**PROBLEM DESCRIPTION:** Render every line of the records below as a numbered list, skipping any blank lines. Leave out the pictures.

**DATASET RECORDS:**
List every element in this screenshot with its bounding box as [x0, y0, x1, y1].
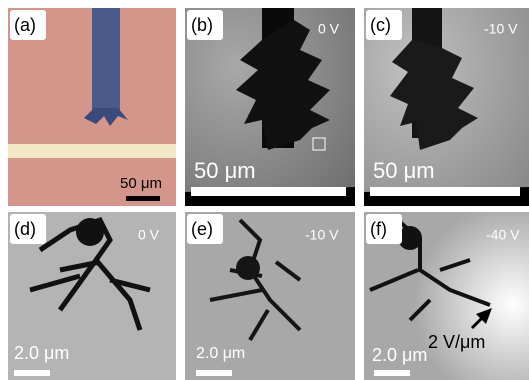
panel-b: 50 μm 0 V (b)	[185, 8, 355, 206]
scale-label: 2.0 μm	[14, 343, 69, 363]
voltage: 0 V	[138, 227, 160, 243]
panel-c: 50 μm -10 V (c)	[364, 8, 529, 206]
panel-label: (f)	[370, 219, 387, 239]
panel-e: 2.0 μm -10 V (e)	[185, 212, 355, 380]
panel-label: (e)	[191, 219, 213, 239]
voltage: -10 V	[484, 21, 518, 37]
panel-label: (a)	[14, 15, 36, 35]
scale-label: 50 μm	[194, 158, 256, 183]
scale-label: 50 μm	[120, 175, 162, 192]
panel-label: (c)	[370, 15, 391, 35]
figure: 50 μm (a) 50 μm 0 V (b) 50 μm -10 V (c) …	[0, 0, 529, 380]
annotation: 2 V/μm	[428, 332, 485, 352]
panel-f: 2 V/μm 2.0 μm -40 V (f)	[364, 212, 529, 380]
voltage: -40 V	[486, 227, 520, 243]
page: 50 μm (a) 50 μm 0 V (b) 50 μm -10 V (c) …	[0, 0, 529, 380]
voltage: 0 V	[318, 21, 340, 37]
panel-label: (b)	[191, 15, 213, 35]
panel-a: 50 μm (a)	[8, 8, 176, 206]
voltage: -10 V	[305, 227, 339, 243]
panel-label: (d)	[14, 219, 36, 239]
scale-label: 50 μm	[373, 158, 435, 183]
panel-d: 2.0 μm 0 V (d)	[8, 212, 176, 380]
scale-label: 2.0 μm	[196, 345, 245, 362]
scale-label: 2.0 μm	[372, 345, 427, 365]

**THE REPLY:**
1. List every element in this screenshot with its bounding box as [x0, y0, x1, y1].
2. panel-b: 50 μm 0 V (b)	[185, 8, 355, 206]
3. scale-label: 2.0 μm	[14, 343, 69, 363]
4. voltage: 0 V	[138, 227, 160, 243]
5. panel-c: 50 μm -10 V (c)	[364, 8, 529, 206]
6. panel-label: (f)	[370, 219, 387, 239]
7. panel-e: 2.0 μm -10 V (e)	[185, 212, 355, 380]
8. panel-label: (e)	[191, 219, 213, 239]
9. voltage: -10 V	[484, 21, 518, 37]
10. panel-label: (a)	[14, 15, 36, 35]
11. scale-label: 50 μm	[194, 158, 256, 183]
12. scale-label: 50 μm	[120, 175, 162, 192]
13. panel-label: (c)	[370, 15, 391, 35]
14. figure: 50 μm (a) 50 μm 0 V (b) 50 μm -10 V (c) …	[0, 0, 529, 380]
15. annotation: 2 V/μm	[428, 332, 485, 352]
16. panel-f: 2 V/μm 2.0 μm -40 V (f)	[364, 212, 529, 380]
17. voltage: -40 V	[486, 227, 520, 243]
18. page: 50 μm (a) 50 μm 0 V (b) 50 μm -10 V (c) …	[0, 0, 529, 380]
19. voltage: 0 V	[318, 21, 340, 37]
20. panel-label: (b)	[191, 15, 213, 35]
21. panel-a: 50 μm (a)	[8, 8, 176, 206]
22. voltage: -10 V	[305, 227, 339, 243]
23. panel-label: (d)	[14, 219, 36, 239]
24. scale-label: 50 μm	[373, 158, 435, 183]
25. panel-d: 2.0 μm 0 V (d)	[8, 212, 176, 380]
26. scale-label: 2.0 μm	[196, 345, 245, 362]
27. scale-label: 2.0 μm	[372, 345, 427, 365]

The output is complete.